PROBLEM DESCRIPTION: Every line below that includes "this" counts toward the total. Report that total alone.

DATA:
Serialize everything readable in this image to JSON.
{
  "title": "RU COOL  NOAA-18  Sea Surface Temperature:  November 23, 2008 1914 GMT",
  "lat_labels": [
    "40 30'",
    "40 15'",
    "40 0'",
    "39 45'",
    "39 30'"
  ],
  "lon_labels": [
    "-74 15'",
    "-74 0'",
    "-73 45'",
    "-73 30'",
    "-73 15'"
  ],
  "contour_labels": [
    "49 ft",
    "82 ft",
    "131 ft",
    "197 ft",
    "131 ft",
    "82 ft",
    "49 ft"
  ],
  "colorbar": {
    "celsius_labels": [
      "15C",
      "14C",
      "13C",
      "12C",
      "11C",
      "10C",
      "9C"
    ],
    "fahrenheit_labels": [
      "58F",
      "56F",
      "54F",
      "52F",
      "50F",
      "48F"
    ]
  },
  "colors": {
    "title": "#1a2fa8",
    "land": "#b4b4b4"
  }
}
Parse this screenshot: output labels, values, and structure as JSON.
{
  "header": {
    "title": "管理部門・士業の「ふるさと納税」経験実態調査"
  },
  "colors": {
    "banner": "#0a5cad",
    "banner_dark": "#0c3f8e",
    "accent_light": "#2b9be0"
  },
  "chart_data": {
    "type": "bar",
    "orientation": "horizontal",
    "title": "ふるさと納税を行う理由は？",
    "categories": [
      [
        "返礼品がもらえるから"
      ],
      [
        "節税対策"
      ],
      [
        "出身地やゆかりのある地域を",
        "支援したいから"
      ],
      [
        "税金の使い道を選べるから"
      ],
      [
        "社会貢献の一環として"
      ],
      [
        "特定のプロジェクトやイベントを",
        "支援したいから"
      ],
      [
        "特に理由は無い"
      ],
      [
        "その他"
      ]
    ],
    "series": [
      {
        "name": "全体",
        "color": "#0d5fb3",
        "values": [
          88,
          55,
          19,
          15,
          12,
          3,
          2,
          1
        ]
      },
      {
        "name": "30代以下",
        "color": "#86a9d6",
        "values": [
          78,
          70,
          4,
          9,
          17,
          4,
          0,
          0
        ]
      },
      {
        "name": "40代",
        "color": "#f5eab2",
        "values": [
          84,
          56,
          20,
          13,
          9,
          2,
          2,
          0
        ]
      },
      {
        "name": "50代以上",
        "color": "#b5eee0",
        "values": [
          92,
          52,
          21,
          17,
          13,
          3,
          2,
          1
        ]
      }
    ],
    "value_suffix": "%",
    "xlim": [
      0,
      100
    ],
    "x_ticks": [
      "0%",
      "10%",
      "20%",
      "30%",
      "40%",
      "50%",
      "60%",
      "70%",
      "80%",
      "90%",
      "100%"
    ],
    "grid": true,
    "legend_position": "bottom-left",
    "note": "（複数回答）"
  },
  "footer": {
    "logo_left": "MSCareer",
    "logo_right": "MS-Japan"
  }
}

CORRECT OUTPUT: 2